[BEGIN Data excerpts]
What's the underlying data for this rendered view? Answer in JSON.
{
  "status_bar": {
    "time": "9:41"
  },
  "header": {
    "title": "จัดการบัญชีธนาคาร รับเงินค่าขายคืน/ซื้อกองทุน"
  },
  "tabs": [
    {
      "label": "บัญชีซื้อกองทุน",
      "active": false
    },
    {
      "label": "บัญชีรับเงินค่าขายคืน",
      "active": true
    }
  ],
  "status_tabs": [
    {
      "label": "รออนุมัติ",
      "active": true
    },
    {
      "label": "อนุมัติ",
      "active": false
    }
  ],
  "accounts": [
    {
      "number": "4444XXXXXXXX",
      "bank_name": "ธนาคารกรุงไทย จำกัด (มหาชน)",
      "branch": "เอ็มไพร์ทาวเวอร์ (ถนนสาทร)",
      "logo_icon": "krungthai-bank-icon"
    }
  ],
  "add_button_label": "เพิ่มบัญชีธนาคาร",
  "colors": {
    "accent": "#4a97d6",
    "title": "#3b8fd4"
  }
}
[END Data excerpts]
- **Written request**
Please restate the whole listing word for word.

- **The response**
What's the underlying data for this rendered view? Answer in JSON.
{
  "status_bar": {
    "time": "9:41"
  },
  "header": {
    "title": "จัดการบัญชีธนาคาร รับเงินค่าขายคืน/ซื้อกองทุน"
  },
  "tabs": [
    {
      "label": "บัญชีซื้อกองทุน",
      "active": false
    },
    {
      "label": "บัญชีรับเงินค่าขายคืน",
      "active": true
    }
  ],
  "status_tabs": [
    {
      "label": "รออนุมัติ",
      "active": true
    },
    {
      "label": "อนุมัติ",
      "active": false
    }
  ],
  "accounts": [
    {
      "number": "4444XXXXXXXX",
      "bank_name": "ธนาคารกรุงไทย จำกัด (มหาชน)",
      "branch": "เอ็มไพร์ทาวเวอร์ (ถนนสาทร)",
      "logo_icon": "krungthai-bank-icon"
    }
  ],
  "add_button_label": "เพิ่มบัญชีธนาคาร",
  "colors": {
    "accent": "#4a97d6",
    "title": "#3b8fd4"
  }
}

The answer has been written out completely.